++++ Records provided

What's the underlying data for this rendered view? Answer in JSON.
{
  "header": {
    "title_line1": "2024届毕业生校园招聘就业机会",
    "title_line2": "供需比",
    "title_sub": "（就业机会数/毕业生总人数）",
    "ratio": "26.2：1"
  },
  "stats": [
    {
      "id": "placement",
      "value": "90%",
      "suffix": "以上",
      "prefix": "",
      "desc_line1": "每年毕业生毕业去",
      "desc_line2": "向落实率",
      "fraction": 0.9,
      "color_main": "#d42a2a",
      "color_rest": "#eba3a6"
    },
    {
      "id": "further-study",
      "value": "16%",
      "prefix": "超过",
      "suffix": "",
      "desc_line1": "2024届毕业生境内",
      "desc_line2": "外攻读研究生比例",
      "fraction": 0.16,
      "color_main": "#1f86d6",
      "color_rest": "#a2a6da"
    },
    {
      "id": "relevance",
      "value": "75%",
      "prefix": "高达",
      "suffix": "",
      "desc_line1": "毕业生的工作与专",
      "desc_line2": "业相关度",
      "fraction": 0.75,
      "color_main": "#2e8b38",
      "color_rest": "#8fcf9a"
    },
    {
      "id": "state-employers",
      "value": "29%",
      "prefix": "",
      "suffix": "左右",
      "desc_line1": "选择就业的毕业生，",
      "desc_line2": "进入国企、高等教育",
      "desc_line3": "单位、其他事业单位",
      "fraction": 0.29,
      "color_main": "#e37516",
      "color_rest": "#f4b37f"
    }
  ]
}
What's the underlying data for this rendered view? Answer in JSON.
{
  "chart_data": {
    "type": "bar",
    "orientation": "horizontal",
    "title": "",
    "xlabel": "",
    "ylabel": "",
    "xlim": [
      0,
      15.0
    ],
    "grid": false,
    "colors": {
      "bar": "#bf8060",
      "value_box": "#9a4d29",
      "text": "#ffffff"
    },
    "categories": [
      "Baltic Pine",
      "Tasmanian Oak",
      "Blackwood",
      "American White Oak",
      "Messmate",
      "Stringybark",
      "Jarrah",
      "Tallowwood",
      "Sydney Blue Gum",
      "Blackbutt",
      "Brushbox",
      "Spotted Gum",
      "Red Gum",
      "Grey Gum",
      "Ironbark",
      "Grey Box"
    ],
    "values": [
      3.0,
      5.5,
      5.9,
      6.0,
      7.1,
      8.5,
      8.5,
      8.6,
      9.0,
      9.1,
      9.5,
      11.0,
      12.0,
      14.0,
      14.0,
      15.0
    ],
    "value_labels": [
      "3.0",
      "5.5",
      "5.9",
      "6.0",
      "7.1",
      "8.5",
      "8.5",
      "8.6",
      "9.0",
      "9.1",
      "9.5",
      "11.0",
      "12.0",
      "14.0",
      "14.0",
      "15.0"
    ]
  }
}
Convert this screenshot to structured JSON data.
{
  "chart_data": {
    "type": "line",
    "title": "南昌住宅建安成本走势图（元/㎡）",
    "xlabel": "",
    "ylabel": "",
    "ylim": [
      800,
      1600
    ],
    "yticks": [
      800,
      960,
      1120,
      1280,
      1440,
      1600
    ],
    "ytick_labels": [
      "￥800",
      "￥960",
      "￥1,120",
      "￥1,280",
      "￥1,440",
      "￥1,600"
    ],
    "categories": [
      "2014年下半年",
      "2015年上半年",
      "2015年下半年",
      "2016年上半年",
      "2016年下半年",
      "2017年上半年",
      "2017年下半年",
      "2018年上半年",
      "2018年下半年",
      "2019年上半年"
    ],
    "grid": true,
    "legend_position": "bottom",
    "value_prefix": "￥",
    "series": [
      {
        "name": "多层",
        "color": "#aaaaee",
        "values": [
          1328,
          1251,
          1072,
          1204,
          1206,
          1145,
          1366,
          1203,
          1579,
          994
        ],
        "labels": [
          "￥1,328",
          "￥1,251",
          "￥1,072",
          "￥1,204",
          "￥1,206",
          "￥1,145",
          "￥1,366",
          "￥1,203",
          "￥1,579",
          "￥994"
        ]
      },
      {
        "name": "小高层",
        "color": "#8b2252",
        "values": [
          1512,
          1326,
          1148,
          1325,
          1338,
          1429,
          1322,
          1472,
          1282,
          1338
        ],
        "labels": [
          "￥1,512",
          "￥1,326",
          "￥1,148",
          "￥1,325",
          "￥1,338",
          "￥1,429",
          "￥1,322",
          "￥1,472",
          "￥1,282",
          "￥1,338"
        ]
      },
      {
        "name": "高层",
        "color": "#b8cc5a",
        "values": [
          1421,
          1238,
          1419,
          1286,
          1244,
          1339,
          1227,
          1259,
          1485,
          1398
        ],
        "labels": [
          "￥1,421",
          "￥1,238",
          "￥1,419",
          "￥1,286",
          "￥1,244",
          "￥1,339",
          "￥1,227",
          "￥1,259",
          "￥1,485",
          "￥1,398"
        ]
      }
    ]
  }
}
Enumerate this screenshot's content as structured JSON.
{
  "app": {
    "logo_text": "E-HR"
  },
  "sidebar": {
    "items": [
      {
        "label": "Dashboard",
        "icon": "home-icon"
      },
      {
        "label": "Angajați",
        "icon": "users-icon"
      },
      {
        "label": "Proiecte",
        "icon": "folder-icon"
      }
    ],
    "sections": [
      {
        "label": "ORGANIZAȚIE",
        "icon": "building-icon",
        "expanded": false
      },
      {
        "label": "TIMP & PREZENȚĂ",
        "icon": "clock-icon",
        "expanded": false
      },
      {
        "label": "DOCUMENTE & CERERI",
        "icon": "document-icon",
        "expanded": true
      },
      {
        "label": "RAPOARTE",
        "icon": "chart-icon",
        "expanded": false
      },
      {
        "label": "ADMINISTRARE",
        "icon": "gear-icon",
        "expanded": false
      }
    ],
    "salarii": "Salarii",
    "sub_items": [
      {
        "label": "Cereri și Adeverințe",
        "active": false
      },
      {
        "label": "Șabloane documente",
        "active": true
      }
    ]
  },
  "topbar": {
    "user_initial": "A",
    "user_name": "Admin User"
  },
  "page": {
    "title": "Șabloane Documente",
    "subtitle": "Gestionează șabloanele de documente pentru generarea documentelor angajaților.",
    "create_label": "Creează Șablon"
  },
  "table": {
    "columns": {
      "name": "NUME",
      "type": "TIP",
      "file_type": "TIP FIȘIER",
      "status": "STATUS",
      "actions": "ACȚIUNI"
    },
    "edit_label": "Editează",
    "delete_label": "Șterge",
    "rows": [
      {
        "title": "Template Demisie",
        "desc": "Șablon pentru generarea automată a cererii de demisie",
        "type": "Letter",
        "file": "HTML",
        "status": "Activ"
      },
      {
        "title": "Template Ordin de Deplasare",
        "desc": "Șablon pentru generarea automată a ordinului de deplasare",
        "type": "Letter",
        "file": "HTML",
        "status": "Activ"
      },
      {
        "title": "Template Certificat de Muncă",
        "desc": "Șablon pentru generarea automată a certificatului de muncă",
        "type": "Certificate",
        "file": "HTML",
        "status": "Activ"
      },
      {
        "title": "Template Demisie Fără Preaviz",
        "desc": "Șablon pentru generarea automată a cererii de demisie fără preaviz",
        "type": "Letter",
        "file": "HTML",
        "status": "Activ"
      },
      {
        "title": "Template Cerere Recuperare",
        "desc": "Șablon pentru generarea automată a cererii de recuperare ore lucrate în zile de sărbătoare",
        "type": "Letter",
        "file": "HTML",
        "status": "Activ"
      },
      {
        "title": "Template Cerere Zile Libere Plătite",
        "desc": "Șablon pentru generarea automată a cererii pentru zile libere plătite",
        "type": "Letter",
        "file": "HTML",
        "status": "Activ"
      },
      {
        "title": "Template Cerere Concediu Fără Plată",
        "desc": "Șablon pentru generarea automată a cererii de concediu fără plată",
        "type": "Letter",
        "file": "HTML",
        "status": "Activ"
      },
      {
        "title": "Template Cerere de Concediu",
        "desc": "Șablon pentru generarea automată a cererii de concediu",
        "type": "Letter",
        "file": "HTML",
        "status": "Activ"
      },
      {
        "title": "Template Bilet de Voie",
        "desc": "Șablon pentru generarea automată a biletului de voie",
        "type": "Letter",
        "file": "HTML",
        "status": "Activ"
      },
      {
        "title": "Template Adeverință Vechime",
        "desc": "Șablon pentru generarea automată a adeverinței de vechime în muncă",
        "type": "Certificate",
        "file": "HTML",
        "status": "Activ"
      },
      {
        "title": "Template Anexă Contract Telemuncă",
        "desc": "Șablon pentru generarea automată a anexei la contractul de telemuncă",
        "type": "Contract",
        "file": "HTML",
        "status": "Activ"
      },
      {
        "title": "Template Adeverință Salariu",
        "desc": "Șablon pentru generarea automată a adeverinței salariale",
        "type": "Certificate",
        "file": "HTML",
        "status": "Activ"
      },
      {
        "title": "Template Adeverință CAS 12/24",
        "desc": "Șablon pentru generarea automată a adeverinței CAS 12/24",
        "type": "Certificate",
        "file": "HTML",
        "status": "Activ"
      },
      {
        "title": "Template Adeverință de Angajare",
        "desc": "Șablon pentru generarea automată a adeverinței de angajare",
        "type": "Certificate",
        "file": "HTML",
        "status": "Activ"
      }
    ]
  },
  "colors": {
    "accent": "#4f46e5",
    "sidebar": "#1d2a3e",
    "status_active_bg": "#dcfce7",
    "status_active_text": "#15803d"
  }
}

++++++++

## The problem
Check each line of the records above for "adeverinței", and copy those that have it.

## Exercise response
        "desc": "Șablon pentru generarea automată a adeverinței de vechime în muncă",
        "desc": "Șablon pentru generarea automată a adeverinței salariale",
        "desc": "Șablon pentru generarea automată a adeverinței CAS 12/24",
        "desc": "Șablon pentru generarea automată a adeverinței de angajare",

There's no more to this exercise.